Copy everything in the listing below word for word, apart from any images.

..............................

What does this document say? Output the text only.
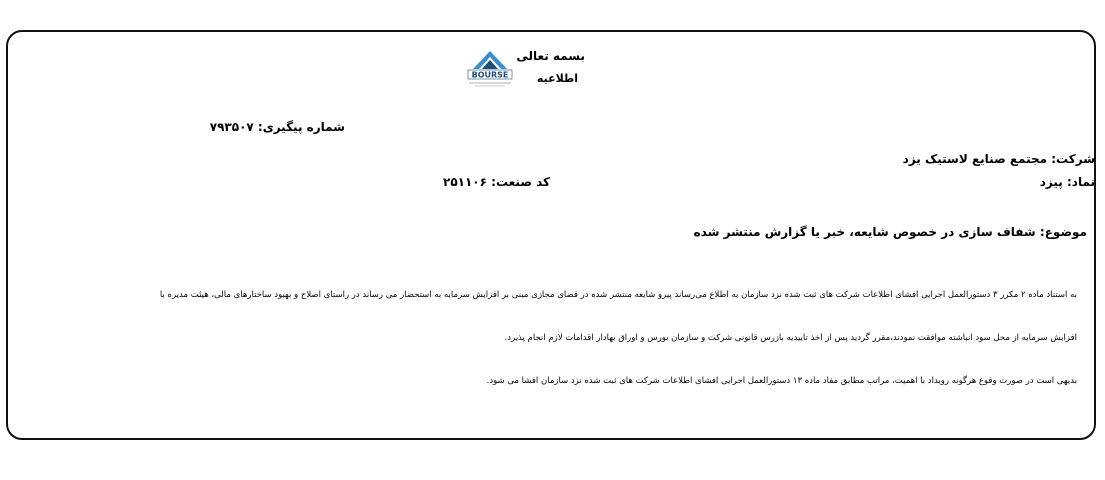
BOURSE
بسمه تعالی
اطلاعیه
شماره پیگیری: ۷۹۳۵۰۷
شرکت: مجتمع صنایع لاستیک یزد
نماد: پیزد
کد صنعت: ۲۵۱۱۰۶
موضوع: شفاف سازی در خصوص شایعه، خبر یا گزارش منتشر شده
به استناد ماده ۲ مکرر ۳ دستورالعمل اجرایی افشای اطلاعات شرکت های ثبت شده نزد سازمان به اطلاع می‌رساند پیرو شایعه منتشر شده در فضای مجازی مبنی بر افزایش سرمایه به استحضار می رساند در راستای اصلاح و بهبود ساختارهای مالی، هیئت مدیره با
افزایش سرمایه از محل سود انباشته موافقت نمودند،مقرر گردید پس از اخذ تاییدیه بازرس قانونی شرکت و سازمان بورس و اوراق بهادار اقدامات لازم انجام پذیرد.
بدیهی است در صورت وقوع هرگونه رویداد با اهمیت، مراتب مطابق مفاد ماده ۱۳ دستورالعمل اجرایی افشای اطلاعات شرکت های ثبت شده نزد سازمان افشا می شود.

..............................

(Response to this exercise)
What does this document say? Output the text only.
BOURSE
بسمه تعالی
اطلاعیه
شماره پیگیری: ۷۹۳۵۰۷
شرکت: مجتمع صنایع لاستیک یزد
نماد: پیزد
کد صنعت: ۲۵۱۱۰۶
موضوع: شفاف سازی در خصوص شایعه، خبر یا گزارش منتشر شده
به استناد ماده ۲ مکرر ۳ دستورالعمل اجرایی افشای اطلاعات شرکت های ثبت شده نزد سازمان به اطلاع می‌رساند پیرو شایعه منتشر شده در فضای مجازی مبنی بر افزایش سرمایه به استحضار می رساند در راستای اصلاح و بهبود ساختارهای مالی، هیئت مدیره با
افزایش سرمایه از محل سود انباشته موافقت نمودند،مقرر گردید پس از اخذ تاییدیه بازرس قانونی شرکت و سازمان بورس و اوراق بهادار اقدامات لازم انجام پذیرد.
بدیهی است در صورت وقوع هرگونه رویداد با اهمیت، مراتب مطابق مفاد ماده ۱۳ دستورالعمل اجرایی افشای اطلاعات شرکت های ثبت شده نزد سازمان افشا می شود.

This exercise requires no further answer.